Exercise task:
Would you retype all of these records exactly?

Records for this task:
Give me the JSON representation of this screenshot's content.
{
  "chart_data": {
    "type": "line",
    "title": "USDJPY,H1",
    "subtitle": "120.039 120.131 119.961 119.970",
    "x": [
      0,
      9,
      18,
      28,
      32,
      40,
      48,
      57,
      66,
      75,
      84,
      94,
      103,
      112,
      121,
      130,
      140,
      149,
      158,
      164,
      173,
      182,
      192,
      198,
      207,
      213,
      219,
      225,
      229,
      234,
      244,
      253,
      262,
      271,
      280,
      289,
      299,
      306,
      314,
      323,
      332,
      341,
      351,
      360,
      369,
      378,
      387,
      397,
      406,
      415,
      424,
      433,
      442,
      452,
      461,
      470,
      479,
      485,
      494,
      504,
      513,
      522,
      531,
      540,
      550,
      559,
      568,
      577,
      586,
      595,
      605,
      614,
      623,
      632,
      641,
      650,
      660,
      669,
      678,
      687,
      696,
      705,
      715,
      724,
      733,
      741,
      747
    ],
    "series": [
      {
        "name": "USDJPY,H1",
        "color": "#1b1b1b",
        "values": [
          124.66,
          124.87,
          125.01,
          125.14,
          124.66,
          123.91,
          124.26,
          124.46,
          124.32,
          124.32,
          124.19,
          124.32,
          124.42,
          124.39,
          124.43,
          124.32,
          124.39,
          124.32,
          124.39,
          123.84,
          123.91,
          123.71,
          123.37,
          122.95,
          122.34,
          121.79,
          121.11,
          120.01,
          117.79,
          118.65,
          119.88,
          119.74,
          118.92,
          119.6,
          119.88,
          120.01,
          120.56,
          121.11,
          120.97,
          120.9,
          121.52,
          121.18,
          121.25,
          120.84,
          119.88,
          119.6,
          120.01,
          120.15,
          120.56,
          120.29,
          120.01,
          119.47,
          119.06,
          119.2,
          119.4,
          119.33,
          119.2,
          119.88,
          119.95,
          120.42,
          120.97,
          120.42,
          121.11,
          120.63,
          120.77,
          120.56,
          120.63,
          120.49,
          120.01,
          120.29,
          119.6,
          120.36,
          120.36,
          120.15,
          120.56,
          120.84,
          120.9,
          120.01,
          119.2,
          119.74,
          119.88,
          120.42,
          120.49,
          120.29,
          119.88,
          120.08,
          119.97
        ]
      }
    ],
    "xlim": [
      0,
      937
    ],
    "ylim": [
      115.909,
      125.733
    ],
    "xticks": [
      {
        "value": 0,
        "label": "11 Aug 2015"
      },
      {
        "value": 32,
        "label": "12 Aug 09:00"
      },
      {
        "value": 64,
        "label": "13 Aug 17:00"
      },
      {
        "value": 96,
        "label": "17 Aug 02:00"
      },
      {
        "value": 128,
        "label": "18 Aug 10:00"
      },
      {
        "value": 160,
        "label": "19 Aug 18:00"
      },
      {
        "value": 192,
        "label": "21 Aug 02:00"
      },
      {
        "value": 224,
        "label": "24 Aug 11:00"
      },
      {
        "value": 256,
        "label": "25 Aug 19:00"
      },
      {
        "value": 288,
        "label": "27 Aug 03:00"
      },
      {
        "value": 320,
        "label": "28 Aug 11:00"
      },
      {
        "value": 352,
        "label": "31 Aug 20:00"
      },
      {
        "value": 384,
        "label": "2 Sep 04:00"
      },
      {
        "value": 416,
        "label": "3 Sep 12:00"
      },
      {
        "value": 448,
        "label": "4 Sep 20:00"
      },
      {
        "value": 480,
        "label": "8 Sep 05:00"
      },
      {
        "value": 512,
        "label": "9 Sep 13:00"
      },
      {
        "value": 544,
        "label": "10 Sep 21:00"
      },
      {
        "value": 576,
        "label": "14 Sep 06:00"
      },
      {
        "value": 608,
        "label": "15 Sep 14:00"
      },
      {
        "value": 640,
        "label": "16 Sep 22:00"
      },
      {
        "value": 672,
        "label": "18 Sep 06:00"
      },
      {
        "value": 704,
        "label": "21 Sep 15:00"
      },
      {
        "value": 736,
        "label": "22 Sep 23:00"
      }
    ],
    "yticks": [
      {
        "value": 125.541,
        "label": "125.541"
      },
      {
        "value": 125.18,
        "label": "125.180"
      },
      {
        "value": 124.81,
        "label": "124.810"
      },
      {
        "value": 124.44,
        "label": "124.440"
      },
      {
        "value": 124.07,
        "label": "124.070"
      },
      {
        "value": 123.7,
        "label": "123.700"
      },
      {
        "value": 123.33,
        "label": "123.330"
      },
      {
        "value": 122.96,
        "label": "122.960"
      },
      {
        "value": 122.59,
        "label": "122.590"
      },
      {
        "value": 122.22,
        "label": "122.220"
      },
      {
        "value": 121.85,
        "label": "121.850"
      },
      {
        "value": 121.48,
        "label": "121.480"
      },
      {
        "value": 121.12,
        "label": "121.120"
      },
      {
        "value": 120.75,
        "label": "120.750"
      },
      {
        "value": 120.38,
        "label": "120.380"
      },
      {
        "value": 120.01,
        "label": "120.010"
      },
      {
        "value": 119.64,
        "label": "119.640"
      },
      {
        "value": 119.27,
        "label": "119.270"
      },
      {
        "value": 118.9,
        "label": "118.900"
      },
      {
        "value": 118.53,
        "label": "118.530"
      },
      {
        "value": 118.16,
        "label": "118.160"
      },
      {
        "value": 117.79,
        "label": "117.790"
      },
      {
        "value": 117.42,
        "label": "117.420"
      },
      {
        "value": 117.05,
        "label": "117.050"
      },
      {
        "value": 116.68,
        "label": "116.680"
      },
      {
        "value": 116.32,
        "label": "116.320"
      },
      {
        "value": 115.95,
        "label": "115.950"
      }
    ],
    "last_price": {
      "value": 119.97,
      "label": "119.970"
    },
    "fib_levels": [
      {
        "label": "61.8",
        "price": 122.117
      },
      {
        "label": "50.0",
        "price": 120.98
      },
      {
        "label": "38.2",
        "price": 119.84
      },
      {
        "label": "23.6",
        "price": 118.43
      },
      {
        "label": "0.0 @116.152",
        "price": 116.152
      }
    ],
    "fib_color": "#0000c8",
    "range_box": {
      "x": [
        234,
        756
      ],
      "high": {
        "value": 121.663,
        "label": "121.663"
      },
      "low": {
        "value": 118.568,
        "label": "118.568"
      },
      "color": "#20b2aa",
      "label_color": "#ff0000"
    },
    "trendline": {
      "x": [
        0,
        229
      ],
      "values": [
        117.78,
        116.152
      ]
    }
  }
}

Response:
Give me the JSON representation of this screenshot's content.
{
  "chart_data": {
    "type": "line",
    "title": "USDJPY,H1",
    "subtitle": "120.039 120.131 119.961 119.970",
    "x": [
      0,
      9,
      18,
      28,
      32,
      40,
      48,
      57,
      66,
      75,
      84,
      94,
      103,
      112,
      121,
      130,
      140,
      149,
      158,
      164,
      173,
      182,
      192,
      198,
      207,
      213,
      219,
      225,
      229,
      234,
      244,
      253,
      262,
      271,
      280,
      289,
      299,
      306,
      314,
      323,
      332,
      341,
      351,
      360,
      369,
      378,
      387,
      397,
      406,
      415,
      424,
      433,
      442,
      452,
      461,
      470,
      479,
      485,
      494,
      504,
      513,
      522,
      531,
      540,
      550,
      559,
      568,
      577,
      586,
      595,
      605,
      614,
      623,
      632,
      641,
      650,
      660,
      669,
      678,
      687,
      696,
      705,
      715,
      724,
      733,
      741,
      747
    ],
    "series": [
      {
        "name": "USDJPY,H1",
        "color": "#1b1b1b",
        "values": [
          124.66,
          124.87,
          125.01,
          125.14,
          124.66,
          123.91,
          124.26,
          124.46,
          124.32,
          124.32,
          124.19,
          124.32,
          124.42,
          124.39,
          124.43,
          124.32,
          124.39,
          124.32,
          124.39,
          123.84,
          123.91,
          123.71,
          123.37,
          122.95,
          122.34,
          121.79,
          121.11,
          120.01,
          117.79,
          118.65,
          119.88,
          119.74,
          118.92,
          119.6,
          119.88,
          120.01,
          120.56,
          121.11,
          120.97,
          120.9,
          121.52,
          121.18,
          121.25,
          120.84,
          119.88,
          119.6,
          120.01,
          120.15,
          120.56,
          120.29,
          120.01,
          119.47,
          119.06,
          119.2,
          119.4,
          119.33,
          119.2,
          119.88,
          119.95,
          120.42,
          120.97,
          120.42,
          121.11,
          120.63,
          120.77,
          120.56,
          120.63,
          120.49,
          120.01,
          120.29,
          119.6,
          120.36,
          120.36,
          120.15,
          120.56,
          120.84,
          120.9,
          120.01,
          119.2,
          119.74,
          119.88,
          120.42,
          120.49,
          120.29,
          119.88,
          120.08,
          119.97
        ]
      }
    ],
    "xlim": [
      0,
      937
    ],
    "ylim": [
      115.909,
      125.733
    ],
    "xticks": [
      {
        "value": 0,
        "label": "11 Aug 2015"
      },
      {
        "value": 32,
        "label": "12 Aug 09:00"
      },
      {
        "value": 64,
        "label": "13 Aug 17:00"
      },
      {
        "value": 96,
        "label": "17 Aug 02:00"
      },
      {
        "value": 128,
        "label": "18 Aug 10:00"
      },
      {
        "value": 160,
        "label": "19 Aug 18:00"
      },
      {
        "value": 192,
        "label": "21 Aug 02:00"
      },
      {
        "value": 224,
        "label": "24 Aug 11:00"
      },
      {
        "value": 256,
        "label": "25 Aug 19:00"
      },
      {
        "value": 288,
        "label": "27 Aug 03:00"
      },
      {
        "value": 320,
        "label": "28 Aug 11:00"
      },
      {
        "value": 352,
        "label": "31 Aug 20:00"
      },
      {
        "value": 384,
        "label": "2 Sep 04:00"
      },
      {
        "value": 416,
        "label": "3 Sep 12:00"
      },
      {
        "value": 448,
        "label": "4 Sep 20:00"
      },
      {
        "value": 480,
        "label": "8 Sep 05:00"
      },
      {
        "value": 512,
        "label": "9 Sep 13:00"
      },
      {
        "value": 544,
        "label": "10 Sep 21:00"
      },
      {
        "value": 576,
        "label": "14 Sep 06:00"
      },
      {
        "value": 608,
        "label": "15 Sep 14:00"
      },
      {
        "value": 640,
        "label": "16 Sep 22:00"
      },
      {
        "value": 672,
        "label": "18 Sep 06:00"
      },
      {
        "value": 704,
        "label": "21 Sep 15:00"
      },
      {
        "value": 736,
        "label": "22 Sep 23:00"
      }
    ],
    "yticks": [
      {
        "value": 125.541,
        "label": "125.541"
      },
      {
        "value": 125.18,
        "label": "125.180"
      },
      {
        "value": 124.81,
        "label": "124.810"
      },
      {
        "value": 124.44,
        "label": "124.440"
      },
      {
        "value": 124.07,
        "label": "124.070"
      },
      {
        "value": 123.7,
        "label": "123.700"
      },
      {
        "value": 123.33,
        "label": "123.330"
      },
      {
        "value": 122.96,
        "label": "122.960"
      },
      {
        "value": 122.59,
        "label": "122.590"
      },
      {
        "value": 122.22,
        "label": "122.220"
      },
      {
        "value": 121.85,
        "label": "121.850"
      },
      {
        "value": 121.48,
        "label": "121.480"
      },
      {
        "value": 121.12,
        "label": "121.120"
      },
      {
        "value": 120.75,
        "label": "120.750"
      },
      {
        "value": 120.38,
        "label": "120.380"
      },
      {
        "value": 120.01,
        "label": "120.010"
      },
      {
        "value": 119.64,
        "label": "119.640"
      },
      {
        "value": 119.27,
        "label": "119.270"
      },
      {
        "value": 118.9,
        "label": "118.900"
      },
      {
        "value": 118.53,
        "label": "118.530"
      },
      {
        "value": 118.16,
        "label": "118.160"
      },
      {
        "value": 117.79,
        "label": "117.790"
      },
      {
        "value": 117.42,
        "label": "117.420"
      },
      {
        "value": 117.05,
        "label": "117.050"
      },
      {
        "value": 116.68,
        "label": "116.680"
      },
      {
        "value": 116.32,
        "label": "116.320"
      },
      {
        "value": 115.95,
        "label": "115.950"
      }
    ],
    "last_price": {
      "value": 119.97,
      "label": "119.970"
    },
    "fib_levels": [
      {
        "label": "61.8",
        "price": 122.117
      },
      {
        "label": "50.0",
        "price": 120.98
      },
      {
        "label": "38.2",
        "price": 119.84
      },
      {
        "label": "23.6",
        "price": 118.43
      },
      {
        "label": "0.0 @116.152",
        "price": 116.152
      }
    ],
    "fib_color": "#0000c8",
    "range_box": {
      "x": [
        234,
        756
      ],
      "high": {
        "value": 121.663,
        "label": "121.663"
      },
      "low": {
        "value": 118.568,
        "label": "118.568"
      },
      "color": "#20b2aa",
      "label_color": "#ff0000"
    },
    "trendline": {
      "x": [
        0,
        229
      ],
      "values": [
        117.78,
        116.152
      ]
    }
  }
}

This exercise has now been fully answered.